### TEXT PASSAGE

· · · · ·

Embarking on her career with a position at the Landmark London Hotel, Naureen quickly embraced the operational aspects of hospitality, setting the stage for a significant tenure at STR. Over 12 years, she transitioned through roles from analyst to head of departments, playing a pivotal role in transforming STR into the recognised brand it is today. Naureen’s leadership style is marked by inclusivity and a focus on building multicultural team environments. 

Recognising the underrepresentation of women in hospitality, Naureen launched the ‘Inspiring Women in Hospitality’ podcast to amplify female voices and inspire change within the industry.  

Her efforts expanded in September 2023 with the creation of the Inspire Community, a platform designed to foster support among women through mentorship and career development discussions. 

Can you share a significant challenge you faced in your hospitality career and how you overcame it? 

Advocating women’s empowerment is something I deeply care about. For me personally, one of my biggest challenges in the earlier years of my career was centred on speaking too quietly. The belief that hard work alone would get me noticed was a notion I held too closely, only to realise it was far from effective. I had to practise raising my voice, which felt like shouting to me, but it was the only way others could finally hear me. 

It involved pushing myself out of my comfort zone, especially in meetings where I forced myself to speak up, to make sure I was noticed. I learned the hard way that visibility is crucial for career progression. Looking back, I see how I could have approached things differently, particularly in how I shared my achievements and successes during one-on-one meetings with my manager—a practice I really underestimated at the time. 

The process of becoming more vocal and ensuring my voice was heard has become much more natural over time, but it still feels like a work in progress. It still takes time and practice, and it’s not about waiting for the perfect moment to feel ready. You just have to do it. 

What inspired you to create the ‘Inspiring Women in Hospitality’ podcast, and what do you hope to achieve with it? 

The inspiration for creating the ‘Inspiring Women in Hospitality’ podcast stemmed from my years at STR, where I was fortunate enough to interact with a diverse array of companies and individuals across the global hospitality industry.  

Despite encountering many incredible women, I noticed a significant gap in visibility; the industry’s leadership was predominantly male. This observation sparked a real desire to amplify the stories of these women, to create a platform where our voices could be prominently heard and celebrated. 

The concept for the podcast had been brewing since 2019, but it was the onset of the COVID-19 Pandemic, with all of us confined to our homes and all using Zoom, that helped bring this idea to life. It began as a passion project, but quickly evolved, and I’m about to do my 200th interview! 

My goal was always to ensure that every story, regardless of the individual’s level of experience, is heard. I believe everyone has the capacity to inspire, and by sharing these diverse journeys, I hope to create a sense of community and connection.  

The podcast aims to resonate with listeners, helping them see that they are not alone in their challenges and aspirations. Ultimately, I seek to foster a reflective space where we can pause, listen, and draw inspiration from one another. 

With joy being a core value of yours, what have been the most fulfilling and joyful aspects of setting up the Inspire Community, and how do you ensure that this stays central to the values of the business?

· · · · ·

### RECORDS PROVIDED
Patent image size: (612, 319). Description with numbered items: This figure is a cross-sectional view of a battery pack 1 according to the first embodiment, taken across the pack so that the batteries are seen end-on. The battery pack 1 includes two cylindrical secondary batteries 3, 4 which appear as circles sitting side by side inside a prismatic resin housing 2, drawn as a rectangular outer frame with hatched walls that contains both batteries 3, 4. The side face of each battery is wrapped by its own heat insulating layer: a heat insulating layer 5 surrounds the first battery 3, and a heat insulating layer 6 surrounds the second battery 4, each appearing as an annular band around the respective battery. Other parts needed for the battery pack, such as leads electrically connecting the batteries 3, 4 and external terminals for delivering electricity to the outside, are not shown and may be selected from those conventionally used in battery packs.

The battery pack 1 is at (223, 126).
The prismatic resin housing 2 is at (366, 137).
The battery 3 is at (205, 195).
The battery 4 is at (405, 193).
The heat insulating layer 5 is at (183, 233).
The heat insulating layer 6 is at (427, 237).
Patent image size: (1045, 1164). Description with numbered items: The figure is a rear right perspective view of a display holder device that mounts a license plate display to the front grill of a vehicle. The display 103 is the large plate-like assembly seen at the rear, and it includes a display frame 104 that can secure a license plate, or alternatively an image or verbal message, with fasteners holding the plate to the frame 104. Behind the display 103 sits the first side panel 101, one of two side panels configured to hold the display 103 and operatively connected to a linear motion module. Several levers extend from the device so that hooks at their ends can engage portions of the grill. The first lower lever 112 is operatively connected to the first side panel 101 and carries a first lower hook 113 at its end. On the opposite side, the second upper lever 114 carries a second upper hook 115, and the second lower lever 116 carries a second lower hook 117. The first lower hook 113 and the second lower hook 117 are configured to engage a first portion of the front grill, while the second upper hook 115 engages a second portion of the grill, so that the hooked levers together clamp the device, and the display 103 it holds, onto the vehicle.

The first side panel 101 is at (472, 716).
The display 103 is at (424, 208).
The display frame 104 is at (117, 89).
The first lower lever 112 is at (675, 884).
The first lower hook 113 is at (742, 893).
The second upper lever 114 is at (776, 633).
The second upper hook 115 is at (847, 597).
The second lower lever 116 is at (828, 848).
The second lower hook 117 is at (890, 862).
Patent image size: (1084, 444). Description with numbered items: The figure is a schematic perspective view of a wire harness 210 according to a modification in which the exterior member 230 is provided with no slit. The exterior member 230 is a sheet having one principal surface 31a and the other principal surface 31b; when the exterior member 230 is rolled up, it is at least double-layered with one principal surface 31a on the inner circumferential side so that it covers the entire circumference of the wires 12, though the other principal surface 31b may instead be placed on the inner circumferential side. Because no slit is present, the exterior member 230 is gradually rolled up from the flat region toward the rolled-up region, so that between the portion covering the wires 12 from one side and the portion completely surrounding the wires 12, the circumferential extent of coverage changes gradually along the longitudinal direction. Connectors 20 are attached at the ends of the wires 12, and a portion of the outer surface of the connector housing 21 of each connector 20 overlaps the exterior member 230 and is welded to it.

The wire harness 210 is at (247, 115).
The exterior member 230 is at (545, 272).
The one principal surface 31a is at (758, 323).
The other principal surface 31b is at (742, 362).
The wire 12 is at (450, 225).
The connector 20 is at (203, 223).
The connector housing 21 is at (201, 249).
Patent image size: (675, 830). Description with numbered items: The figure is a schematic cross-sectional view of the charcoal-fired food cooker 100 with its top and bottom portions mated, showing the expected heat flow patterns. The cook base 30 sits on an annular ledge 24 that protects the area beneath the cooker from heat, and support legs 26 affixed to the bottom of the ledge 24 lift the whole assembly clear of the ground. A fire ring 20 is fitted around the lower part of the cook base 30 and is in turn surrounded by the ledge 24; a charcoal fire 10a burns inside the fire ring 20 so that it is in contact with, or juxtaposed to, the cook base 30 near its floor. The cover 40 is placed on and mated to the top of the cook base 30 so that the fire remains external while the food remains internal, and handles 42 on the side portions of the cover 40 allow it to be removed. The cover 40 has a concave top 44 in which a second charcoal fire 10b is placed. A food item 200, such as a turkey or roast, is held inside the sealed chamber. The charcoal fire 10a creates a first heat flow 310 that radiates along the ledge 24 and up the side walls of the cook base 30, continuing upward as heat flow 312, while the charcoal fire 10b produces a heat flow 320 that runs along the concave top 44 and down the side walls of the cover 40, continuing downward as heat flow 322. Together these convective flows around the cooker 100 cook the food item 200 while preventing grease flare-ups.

· · · · ·

### TASKS FOR THIS EXERCISE
1. Does each statement agree with the interview with Naureen? Answer yes or no for each and quote the words that decide it. (a) Naureen spent 12 years at STR. (b) The idea for the podcast first came to her during the COVID-19 pandemic. (c) The Inspire Community was created in September 2023.
2. Can you write what comes next in the interview with Naureen, starting after its last question?

### RESULTS OF THE EXERCISE
1.
(a) Yes: "Over 12 years, she transitioned through roles from analyst to head of departments"
(b) No: "The concept for the podcast had been brewing since 2019"
(c) Yes: "Her efforts expanded in September 2023 with the creation of the Inspire Community"

2.
Joy is at the heart of everything I do with the Inspire Community. The greatest joy comes from creating spaces where women can come together, share, and support each other, whether online or in person. It’s deeply fulfilling to facilitate these nurturing environments where open, judgement-free conversations allow us to celebrate our successes and navigate our challenges together. 

Maintaining this atmosphere of joy, positivity, and communal uplift is fundamental. It’s about ensuring we progress as a community, fostering an inclusive space where everyone’s growth is intertwined with mutual support. This commitment to collective upliftment and optimism is what I continually aim to embed in the core values of the Inspire Community. 

In your experience, how does the gender disparity in leadership roles within the hospitality industry impact the work environment and team dynamics? 

I’ve been fortunate to work in environments where gender balance was more or less maintained, even finding myself in teams at STR where women outnumbered men. My teams have varied over the years, from being all men to a mix, and coincidentally, by the time I left it was a team of all women, not out of design but based on talent. Personally, my approach has always been to hire the best candidate, regardless of gender. 

However, looking at wider research and insights, it’s clear that opportunities aren’t equally distributed between genders, with bias—often unconscious—playing a significant role. My aim is to raise awareness, educate, and challenge potentially biased decisions to ensure a more even distribution of opportunities. 

An interesting statistic from my interviews is that 51% of the women I’ve spoken to have started their own businesses, choosing entrepreneurship over navigating the complexities of corporate work-life flexibility. This trend underscores a need for more inclusive conversations around work arrangements, not just for women but for all caregivers, encouraging a shift towards more flexible work environments for both parents. 

In advocating for gender balance, it’s crucial to involve men in these conversations too. I’ve met many men in the industry who are strong advocates for gender balance. It’s important to engage with them, learn from each other, and work collectively towards uplifting everyone, finding solutions that benefit all, not just a select few. 

How has your personal leadership style evolved as you’ve navigated through your career? 

It’s a bit challenging to pinpoint this, but I’d say it comes down to two things. The first is that my leadership style is incredibly flexible, tailored to the person standing right in front of me. This realisation came from understanding that everyone I work with brings a different set of experiences, backgrounds, and motivations to the table, and my approach needs to adapt to meet those diverse needs.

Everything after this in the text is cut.